JOB:
Locate the string "Based" in the listing below. Copy every line where it is found.

EXERCISE DATA:
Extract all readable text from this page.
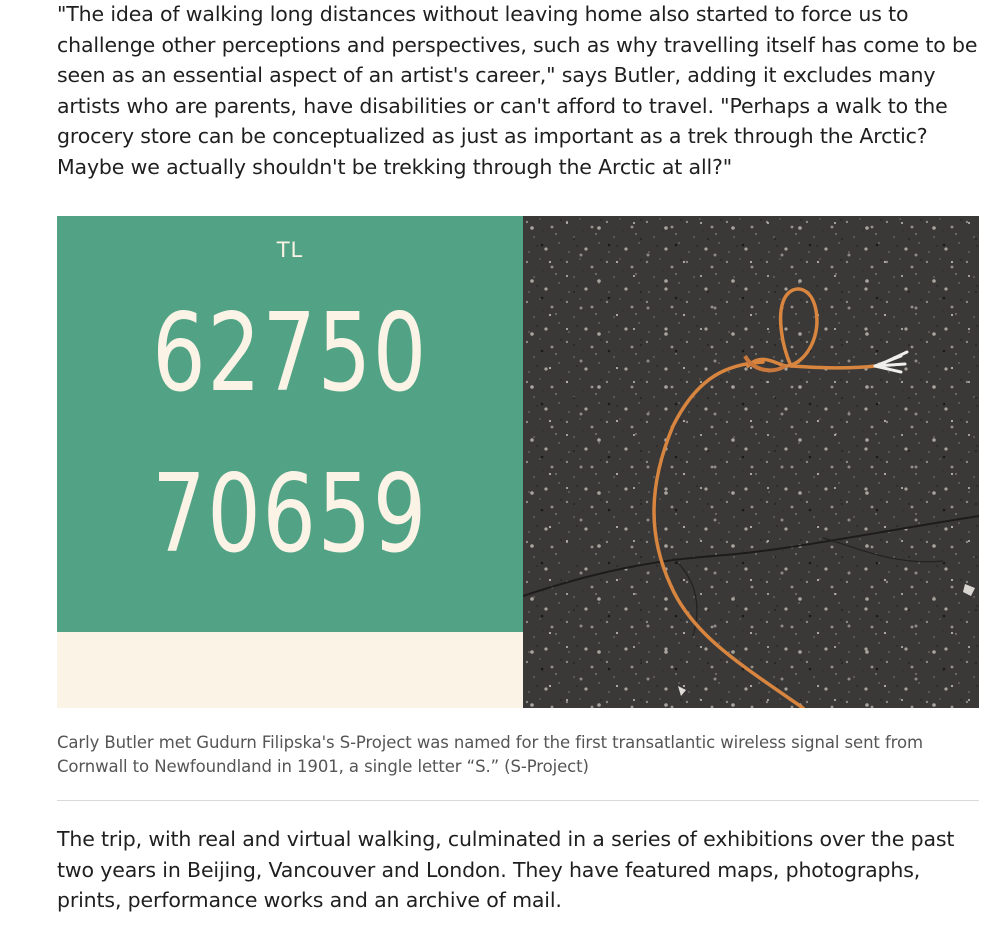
"The idea of walking long distances without leaving home also started to force us to challenge other perceptions and perspectives, such as why travelling itself has come to be seen as an essential aspect of an artist's career," says Butler, adding it excludes many artists who are parents, have disabilities or can't afford to travel. "Perhaps a walk to the grocery store can be conceptualized as just as important as a trek through the Arctic? Maybe we actually shouldn't be trekking through the Arctic at all?"

TL
62750
70659

Carly Butler met Gudurn Filipska's S-Project was named for the first transatlantic wireless signal sent from Cornwall to Newfoundland in 1901, a single letter “S.” (S-Project)

The trip, with real and virtual walking, culminated in a series of exhibitions over the past two years in Beijing, Vancouver and London. They have featured maps, photographs, prints, performance works and an archive of mail.
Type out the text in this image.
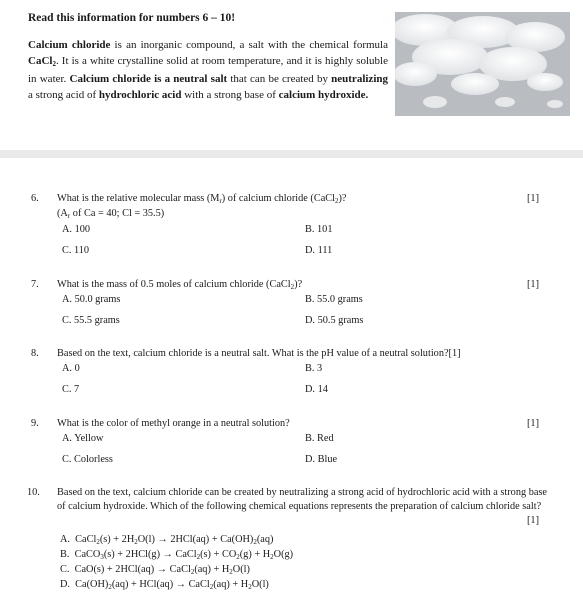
Read this information for numbers 6 – 10!
Calcium chloride is an inorganic compound, a salt with the chemical formula CaCl$_2$. It is a white crystalline solid at room temperature, and it is highly soluble in water. Calcium chloride is a neutral salt that can be created by neutralizing a strong acid of hydrochloric acid with a strong base of calcium hydroxide.
6. What is the relative molecular mass $(M_r)$ of calcium chloride (CaCl$_2$)?	[1]
($A_r$ of Ca = 40; Cl = 35.5)
A. 100	B. 101
C. 110	D. 111
7. What is the mass of 0.5 moles of calcium chloride (CaCl$_2$)?	[1]
A. 50.0 grams	B. 55.0 grams
C. 55.5 grams	D. 50.5 grams
8. Based on the text, calcium chloride is a neutral salt. What is the pH value of a neutral solution?[1]
A. 0	B. 3
C. 7	D. 14
9. What is the color of methyl orange in a neutral solution?	[1]
A. Yellow	B. Red
C. Colorless	D. Blue
10. Based on the text, calcium chloride can be created by neutralizing a strong acid of hydrochloric acid with a strong base of calcium hydroxide. Which of the following chemical equations represents the preparation of calcium chloride salt?
[1]
A. CaCl$_2$(s) + $2H_2O(l) \to 2HCl(aq) + Ca(OH)_2(aq)$
B. CaCO$_3$(s) + 2HCl(g) → CaCl$_2$(s) + $CO_2(g) + H_2O(g)$
C. CaO(s) + 2HCl(aq) → CaCl$_2$(aq) + $H_2O(l)$
D. $Ca(OH)_2(aq) + HCl(aq)$ → CaCl$_2$(aq) + $H_2O(l)$
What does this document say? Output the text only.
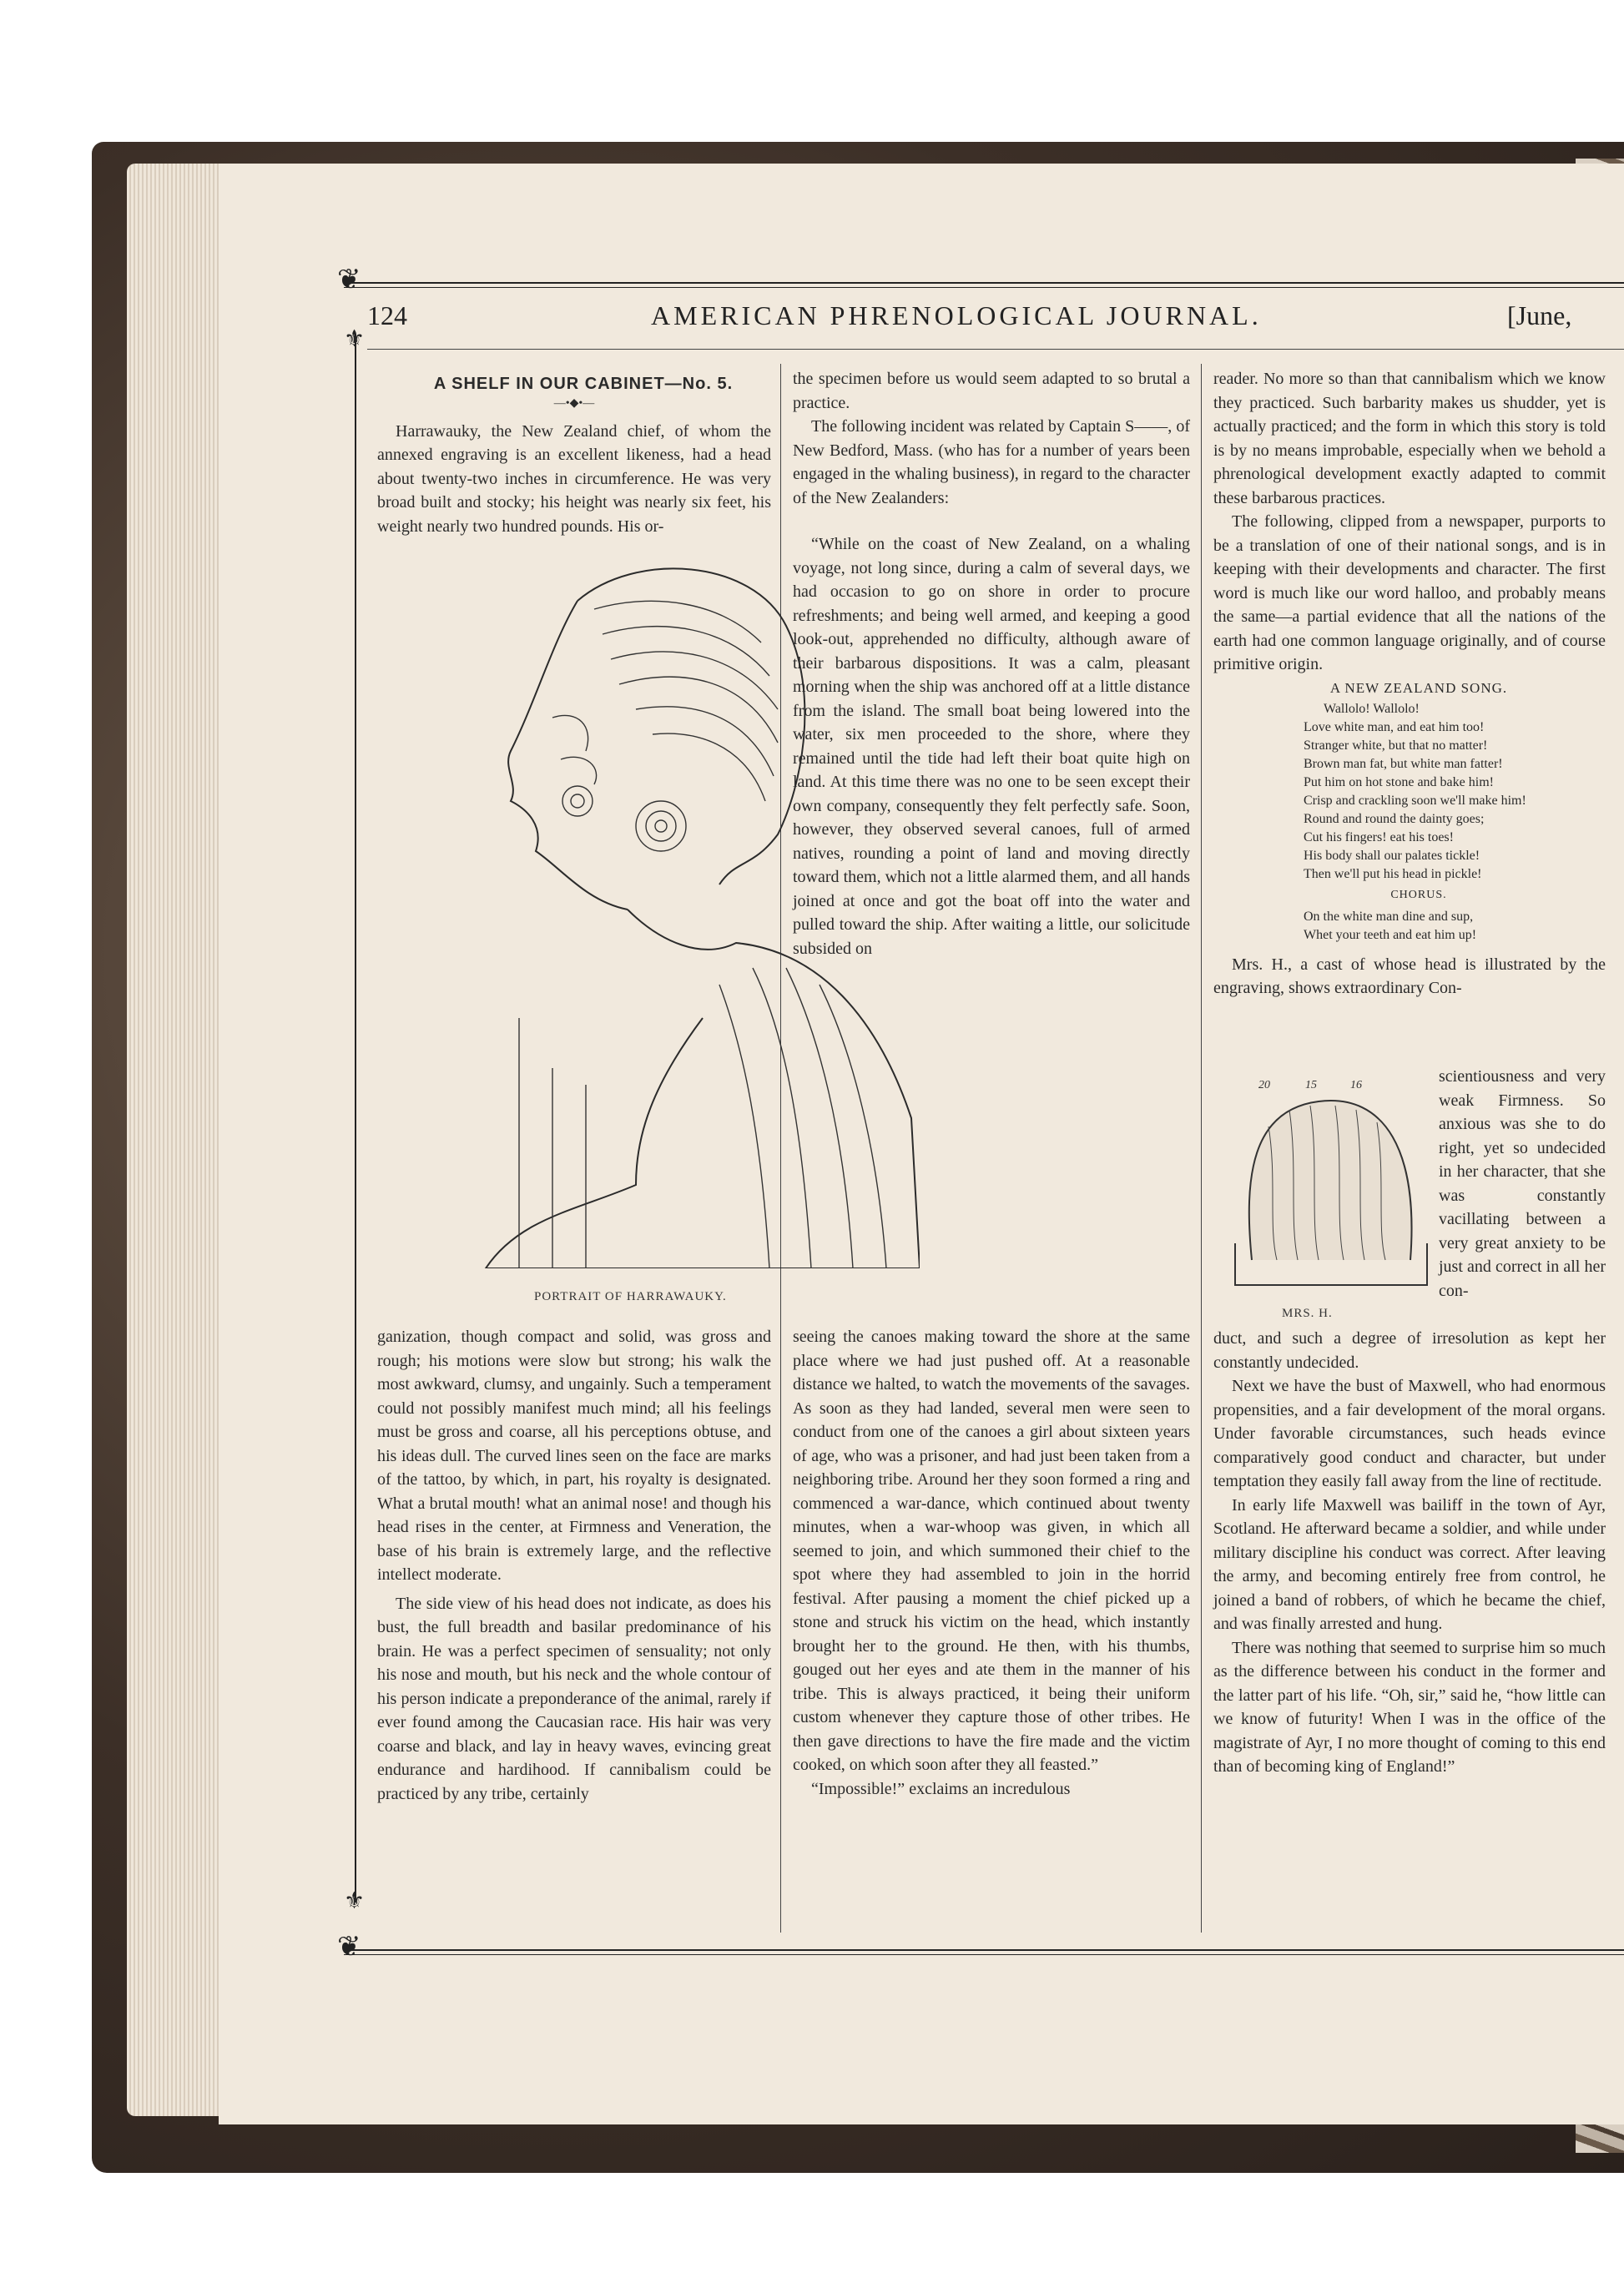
❦
❦
⚜
⚜
124	AMERICAN PHRENOLOGICAL JOURNAL.	[June,

A SHELF IN OUR CABINET—No. 5.

―•◆•―

Harrawauky, the New Zealand chief, of whom the annexed engraving is an excellent likeness, had a head about twenty-two inches in circumference. He was very broad built and stocky; his height was nearly six feet, his weight nearly two hundred pounds. His or-

PORTRAIT OF HARRAWAUKY.

ganization, though compact and solid, was gross and rough; his motions were slow but strong; his walk the most awkward, clumsy, and ungainly. Such a temperament could not possibly manifest much mind; all his feelings must be gross and coarse, all his perceptions obtuse, and his ideas dull. The curved lines seen on the face are marks of the tattoo, by which, in part, his royalty is designated. What a brutal mouth! what an animal nose! and though his head rises in the center, at Firmness and Veneration, the base of his brain is extremely large, and the reflective intellect moderate.

The side view of his head does not indicate, as does his bust, the full breadth and basilar predominance of his brain. He was a perfect specimen of sensuality; not only his nose and mouth, but his neck and the whole contour of his person indicate a preponderance of the animal, rarely if ever found among the Caucasian race. His hair was very coarse and black, and lay in heavy waves, evincing great endurance and hardihood. If cannibalism could be practiced by any tribe, certainly

the specimen before us would seem adapted to so brutal a practice.

The following incident was related by Captain S——, of New Bedford, Mass. (who has for a number of years been engaged in the whaling business), in regard to the character of the New Zealanders:

“While on the coast of New Zealand, on a whaling voyage, not long since, during a calm of several days, we had occasion to go on shore in order to procure refreshments; and being well armed, and keeping a good look-out, apprehended no difficulty, although aware of their barbarous dispositions. It was a calm, pleasant morning when the ship was anchored off at a little distance from the island. The small boat being lowered into the water, six men proceeded to the shore, where they remained until the tide had left their boat quite high on land. At this time there was no one to be seen except their own company, consequently they felt perfectly safe. Soon, however, they observed several canoes, full of armed natives, rounding a point of land and moving directly toward them, which not a little alarmed them, and all hands joined at once and got the boat off into the water and pulled toward the ship. After waiting a little, our solicitude subsided on

seeing the canoes making toward the shore at the same place where we had just pushed off. At a reasonable distance we halted, to watch the movements of the savages. As soon as they had landed, several men were seen to conduct from one of the canoes a girl about sixteen years of age, who was a prisoner, and had just been taken from a neighboring tribe. Around her they soon formed a ring and commenced a war-dance, which continued about twenty minutes, when a war-whoop was given, in which all seemed to join, and which summoned their chief to the spot where they had assembled to join in the horrid festival. After pausing a moment the chief picked up a stone and struck his victim on the head, which instantly brought her to the ground. He then, with his thumbs, gouged out her eyes and ate them in the manner of his tribe. This is always practiced, it being their uniform custom whenever they capture those of other tribes. He then gave directions to have the fire made and the victim cooked, on which soon after they all feasted.”

“Impossible!” exclaims an incredulous

reader. No more so than that cannibalism which we know they practiced. Such barbarity makes us shudder, yet is actually practiced; and the form in which this story is told is by no means improbable, especially when we behold a phrenological development exactly adapted to commit these barbarous practices.

The following, clipped from a newspaper, purports to be a translation of one of their national songs, and is in keeping with their developments and character. The first word is much like our word halloo, and probably means the same—a partial evidence that all the nations of the earth had one common language originally, and of course primitive origin.

A NEW ZEALAND SONG.

Wallolo! Wallolo!

Love white man, and eat him too!

Stranger white, but that no matter!

Brown man fat, but white man fatter!

Put him on hot stone and bake him!

Crisp and crackling soon we'll make him!

Round and round the dainty goes;

Cut his fingers! eat his toes!

His body shall our palates tickle!

Then we'll put his head in pickle!

CHORUS.

On the white man dine and sup,

Whet your teeth and eat him up!

Mrs. H., a cast of whose head is illustrated by the engraving, shows extraordinary Con-

20	15	16
MRS. H.

scientiousness and very weak Firmness. So anxious was she to do right, yet so undecided in her character, that she was constantly vacillating between a very great anxiety to be just and correct in all her con-

duct, and such a degree of irresolution as kept her constantly undecided.

Next we have the bust of Maxwell, who had enormous propensities, and a fair development of the moral organs. Under favorable circumstances, such heads evince comparatively good conduct and character, but under temptation they easily fall away from the line of rectitude.

In early life Maxwell was bailiff in the town of Ayr, Scotland. He afterward became a soldier, and while under military discipline his conduct was correct. After leaving the army, and becoming entirely free from control, he joined a band of robbers, of which he became the chief, and was finally arrested and hung.

There was nothing that seemed to surprise him so much as the difference between his conduct in the former and the latter part of his life. “Oh, sir,” said he, “how little can we know of futurity! When I was in the office of the magistrate of Ayr, I no more thought of coming to this end than of becoming king of England!”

TASK OUTPUT:
8. Based on the text, calcium chloride is a neutral salt. What is the pH value of a neutral solution?[1]
10. Based on the text, calcium chloride can be created by neutralizing a strong acid of hydrochloric acid with a strong base of calcium hydroxide. Which of the following chemical equations represents the preparation of calcium chloride salt?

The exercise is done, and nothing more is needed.